▶ DATA TO USE
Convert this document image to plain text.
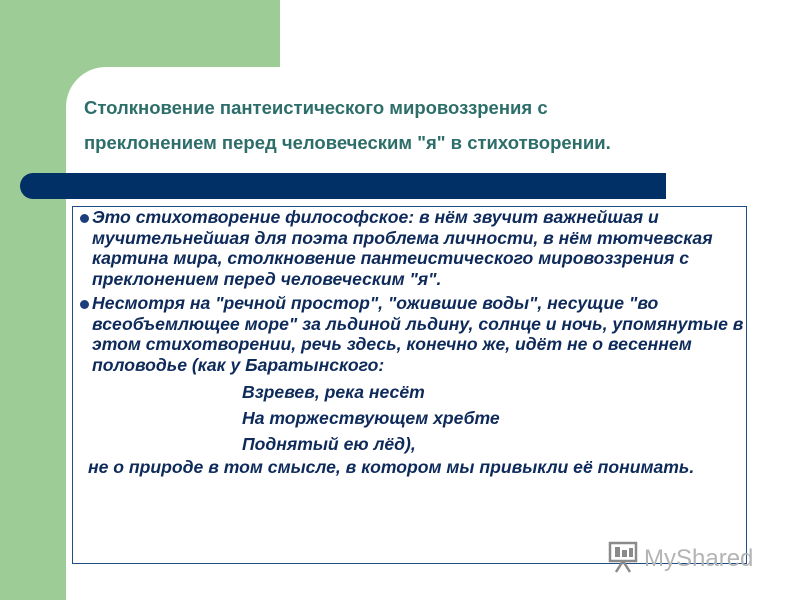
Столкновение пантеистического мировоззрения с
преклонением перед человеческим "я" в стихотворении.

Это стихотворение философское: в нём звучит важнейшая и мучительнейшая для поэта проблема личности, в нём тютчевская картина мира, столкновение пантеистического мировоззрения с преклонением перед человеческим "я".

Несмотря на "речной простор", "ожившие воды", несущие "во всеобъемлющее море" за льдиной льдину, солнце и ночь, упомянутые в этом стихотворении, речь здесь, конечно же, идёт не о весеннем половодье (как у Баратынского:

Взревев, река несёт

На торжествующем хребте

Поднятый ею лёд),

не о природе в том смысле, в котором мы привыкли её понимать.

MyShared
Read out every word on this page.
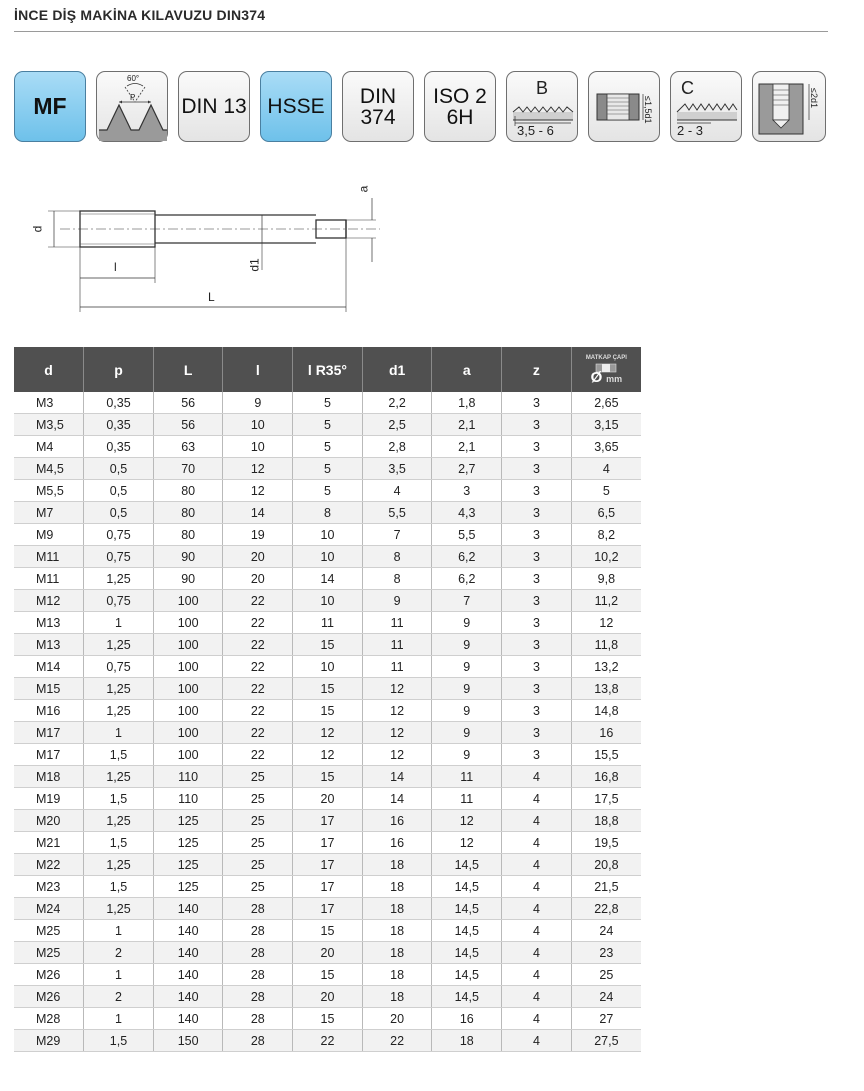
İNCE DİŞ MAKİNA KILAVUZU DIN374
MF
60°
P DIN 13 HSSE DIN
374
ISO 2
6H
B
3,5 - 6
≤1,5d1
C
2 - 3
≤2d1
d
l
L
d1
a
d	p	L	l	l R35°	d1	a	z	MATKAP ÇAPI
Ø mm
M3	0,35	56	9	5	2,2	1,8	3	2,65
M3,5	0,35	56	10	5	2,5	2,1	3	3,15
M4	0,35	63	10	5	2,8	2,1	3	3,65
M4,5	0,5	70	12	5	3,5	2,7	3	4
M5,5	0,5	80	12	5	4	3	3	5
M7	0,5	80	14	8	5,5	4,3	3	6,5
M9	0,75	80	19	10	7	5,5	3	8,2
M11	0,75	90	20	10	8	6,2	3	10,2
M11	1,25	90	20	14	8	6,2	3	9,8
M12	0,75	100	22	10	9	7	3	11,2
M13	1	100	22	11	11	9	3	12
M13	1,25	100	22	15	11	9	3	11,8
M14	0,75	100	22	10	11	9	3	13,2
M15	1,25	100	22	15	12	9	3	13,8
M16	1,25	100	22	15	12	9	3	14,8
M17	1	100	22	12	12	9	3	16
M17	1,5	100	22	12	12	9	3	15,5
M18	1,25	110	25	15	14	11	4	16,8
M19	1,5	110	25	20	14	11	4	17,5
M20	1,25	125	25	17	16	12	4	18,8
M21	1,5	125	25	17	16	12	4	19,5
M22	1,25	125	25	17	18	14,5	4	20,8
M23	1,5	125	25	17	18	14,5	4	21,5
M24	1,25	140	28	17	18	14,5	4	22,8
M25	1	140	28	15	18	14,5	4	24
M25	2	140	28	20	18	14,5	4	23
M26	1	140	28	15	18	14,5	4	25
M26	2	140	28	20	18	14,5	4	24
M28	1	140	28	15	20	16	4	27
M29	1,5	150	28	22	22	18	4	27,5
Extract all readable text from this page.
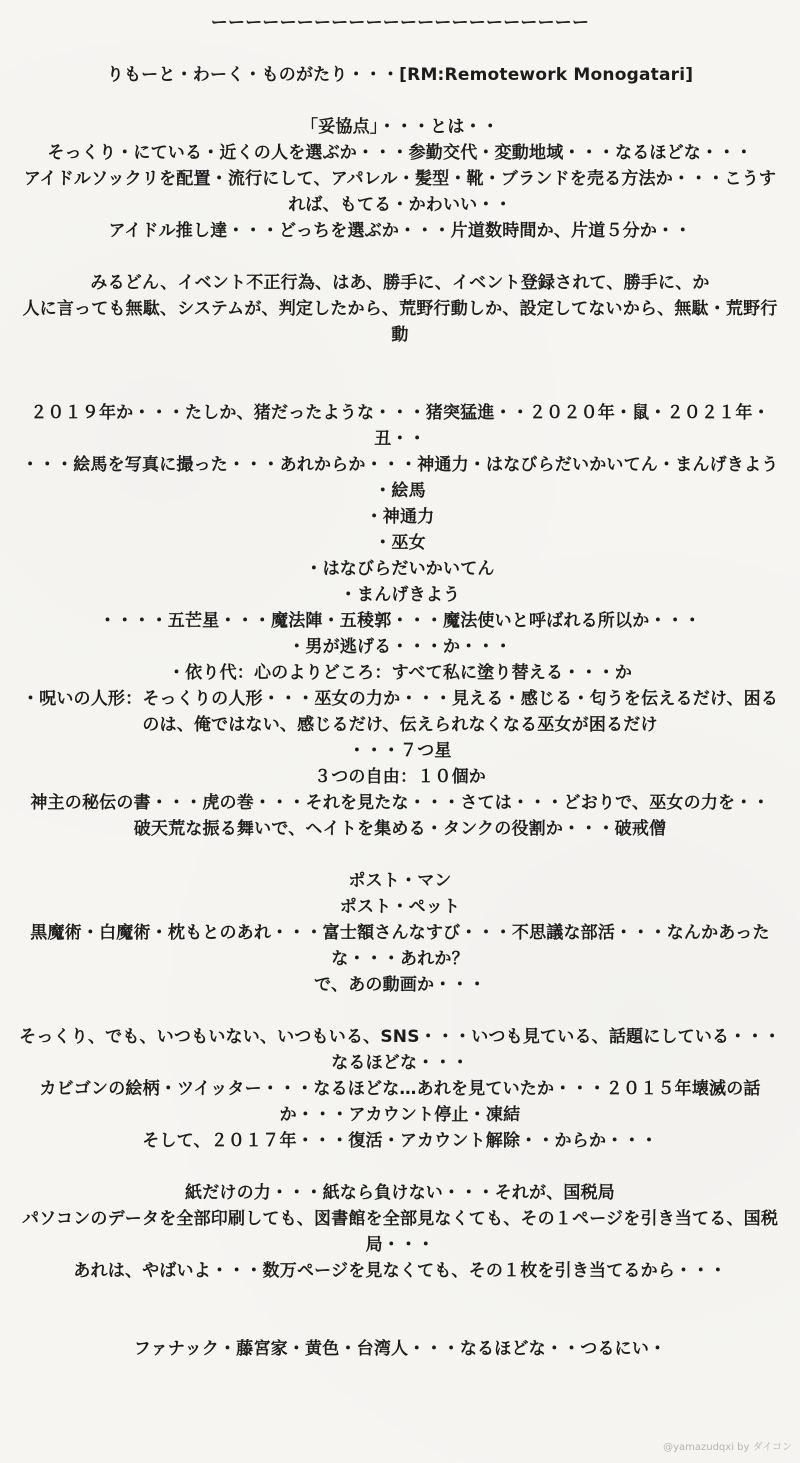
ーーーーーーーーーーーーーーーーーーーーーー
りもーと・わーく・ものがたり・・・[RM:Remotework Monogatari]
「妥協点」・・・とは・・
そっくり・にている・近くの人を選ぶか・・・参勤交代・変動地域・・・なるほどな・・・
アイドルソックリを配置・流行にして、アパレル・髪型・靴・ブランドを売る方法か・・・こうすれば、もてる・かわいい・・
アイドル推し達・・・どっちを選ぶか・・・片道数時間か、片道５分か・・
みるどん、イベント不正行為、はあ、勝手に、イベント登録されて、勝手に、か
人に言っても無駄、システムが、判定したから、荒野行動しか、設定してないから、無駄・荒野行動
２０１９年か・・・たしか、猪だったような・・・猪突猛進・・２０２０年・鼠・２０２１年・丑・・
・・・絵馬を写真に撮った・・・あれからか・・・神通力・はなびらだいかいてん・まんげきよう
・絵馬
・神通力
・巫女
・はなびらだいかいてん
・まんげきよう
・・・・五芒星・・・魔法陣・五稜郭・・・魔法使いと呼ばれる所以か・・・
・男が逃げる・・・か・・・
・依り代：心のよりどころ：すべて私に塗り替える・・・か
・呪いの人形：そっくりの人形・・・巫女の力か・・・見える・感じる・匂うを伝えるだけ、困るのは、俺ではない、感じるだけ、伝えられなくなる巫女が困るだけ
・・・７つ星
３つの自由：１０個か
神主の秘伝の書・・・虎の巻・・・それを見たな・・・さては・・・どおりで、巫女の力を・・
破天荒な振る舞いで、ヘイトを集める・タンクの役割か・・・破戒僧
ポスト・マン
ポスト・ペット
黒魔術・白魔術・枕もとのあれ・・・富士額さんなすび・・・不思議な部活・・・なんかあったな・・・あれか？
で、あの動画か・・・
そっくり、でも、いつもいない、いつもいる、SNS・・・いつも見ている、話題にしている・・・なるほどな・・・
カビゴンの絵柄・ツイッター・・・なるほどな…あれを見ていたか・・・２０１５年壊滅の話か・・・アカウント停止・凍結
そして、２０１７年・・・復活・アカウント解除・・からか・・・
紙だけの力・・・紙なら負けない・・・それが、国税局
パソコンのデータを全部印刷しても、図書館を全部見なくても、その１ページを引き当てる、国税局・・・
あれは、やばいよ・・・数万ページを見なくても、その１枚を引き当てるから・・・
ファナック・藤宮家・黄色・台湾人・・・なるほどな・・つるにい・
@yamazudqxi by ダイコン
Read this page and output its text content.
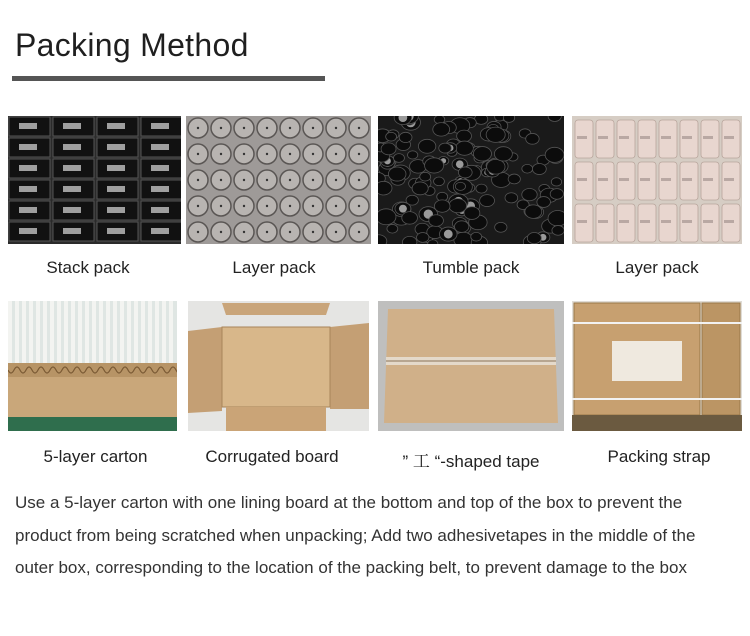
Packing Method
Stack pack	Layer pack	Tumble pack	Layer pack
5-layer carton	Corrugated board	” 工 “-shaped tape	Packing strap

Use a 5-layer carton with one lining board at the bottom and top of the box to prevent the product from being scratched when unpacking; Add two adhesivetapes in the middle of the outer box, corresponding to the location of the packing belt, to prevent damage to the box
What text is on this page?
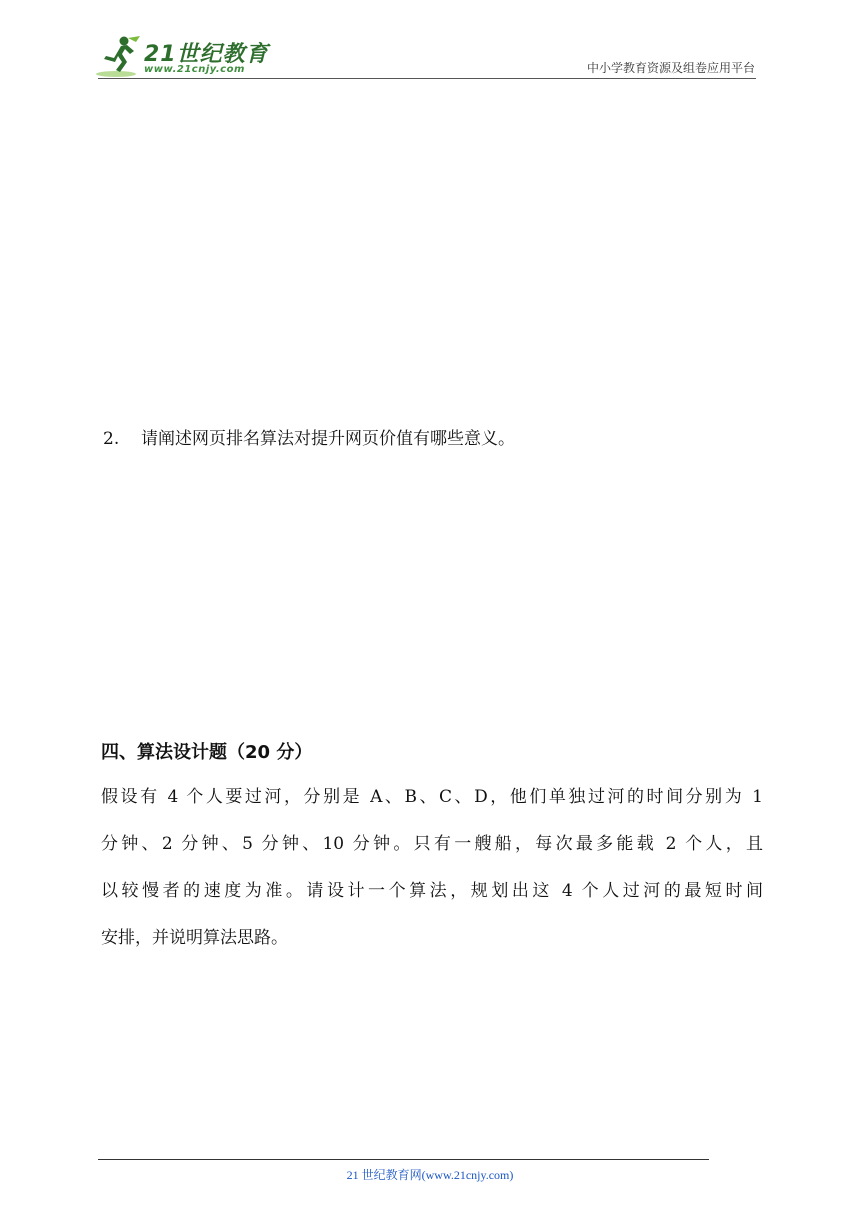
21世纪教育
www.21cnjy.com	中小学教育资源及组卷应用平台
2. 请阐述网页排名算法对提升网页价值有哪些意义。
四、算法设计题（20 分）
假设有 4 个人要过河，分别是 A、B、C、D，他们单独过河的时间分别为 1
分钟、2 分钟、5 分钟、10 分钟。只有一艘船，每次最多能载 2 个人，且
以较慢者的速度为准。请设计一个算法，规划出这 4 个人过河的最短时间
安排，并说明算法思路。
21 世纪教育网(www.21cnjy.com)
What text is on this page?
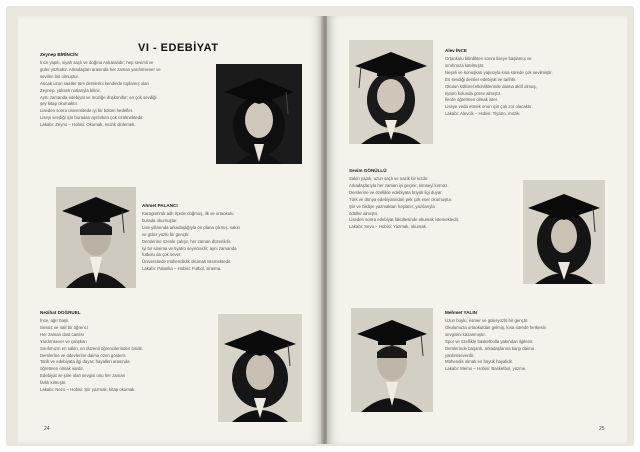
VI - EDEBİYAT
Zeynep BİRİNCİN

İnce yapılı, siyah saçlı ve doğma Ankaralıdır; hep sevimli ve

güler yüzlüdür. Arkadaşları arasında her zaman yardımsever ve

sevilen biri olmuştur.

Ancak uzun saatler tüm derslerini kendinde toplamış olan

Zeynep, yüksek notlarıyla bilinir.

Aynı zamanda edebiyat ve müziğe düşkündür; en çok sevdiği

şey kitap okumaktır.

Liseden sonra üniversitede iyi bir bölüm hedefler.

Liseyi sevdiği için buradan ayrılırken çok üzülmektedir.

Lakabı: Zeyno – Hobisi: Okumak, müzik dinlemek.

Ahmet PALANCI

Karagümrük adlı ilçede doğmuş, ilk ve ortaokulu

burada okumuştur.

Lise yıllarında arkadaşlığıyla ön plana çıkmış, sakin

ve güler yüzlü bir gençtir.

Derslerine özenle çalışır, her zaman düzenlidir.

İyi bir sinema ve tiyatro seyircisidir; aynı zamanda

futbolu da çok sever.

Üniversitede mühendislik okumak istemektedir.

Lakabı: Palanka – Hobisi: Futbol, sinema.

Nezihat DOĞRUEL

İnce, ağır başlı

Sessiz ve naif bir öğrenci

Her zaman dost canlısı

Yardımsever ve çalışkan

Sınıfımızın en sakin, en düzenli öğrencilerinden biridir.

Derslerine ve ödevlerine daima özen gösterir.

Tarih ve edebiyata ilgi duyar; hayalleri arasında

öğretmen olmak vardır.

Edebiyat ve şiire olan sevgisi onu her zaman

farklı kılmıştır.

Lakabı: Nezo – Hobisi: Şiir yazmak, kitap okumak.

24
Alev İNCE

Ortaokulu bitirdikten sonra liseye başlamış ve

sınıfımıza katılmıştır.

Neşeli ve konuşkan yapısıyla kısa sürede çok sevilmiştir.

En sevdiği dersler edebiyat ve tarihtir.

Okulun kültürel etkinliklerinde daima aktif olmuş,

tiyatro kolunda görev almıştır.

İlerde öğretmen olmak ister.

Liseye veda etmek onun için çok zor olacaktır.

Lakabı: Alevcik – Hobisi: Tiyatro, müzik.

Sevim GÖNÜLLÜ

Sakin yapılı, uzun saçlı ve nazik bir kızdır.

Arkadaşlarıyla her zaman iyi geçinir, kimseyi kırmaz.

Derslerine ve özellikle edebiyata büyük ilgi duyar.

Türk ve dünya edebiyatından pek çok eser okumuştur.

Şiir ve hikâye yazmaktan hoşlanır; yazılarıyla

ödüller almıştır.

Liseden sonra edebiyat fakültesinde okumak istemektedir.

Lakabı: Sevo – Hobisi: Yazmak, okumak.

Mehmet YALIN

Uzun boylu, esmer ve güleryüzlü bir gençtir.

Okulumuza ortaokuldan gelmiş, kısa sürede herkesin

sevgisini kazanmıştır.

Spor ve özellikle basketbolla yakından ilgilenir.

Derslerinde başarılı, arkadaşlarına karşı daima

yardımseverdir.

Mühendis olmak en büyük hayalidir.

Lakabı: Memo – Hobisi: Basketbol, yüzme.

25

▶ AIM
Gather each line in the entries above where the string "なるほどな" is found.

▶ FINISHED ANSWER
そっくり・にている・近くの人を選ぶか・・・参勤交代・変動地域・・・なるほどな・・・
そっくり、でも、いつもいない、いつもいる、SNS・・・いつも見ている、話題にしている・・・なるほどな・・・
カビゴンの絵柄・ツイッター・・・なるほどな…あれを見ていたか・・・２０１５年壊滅の話か・・・アカウント停止・凍結
ファナック・藤宮家・黄色・台湾人・・・なるほどな・・つるにい・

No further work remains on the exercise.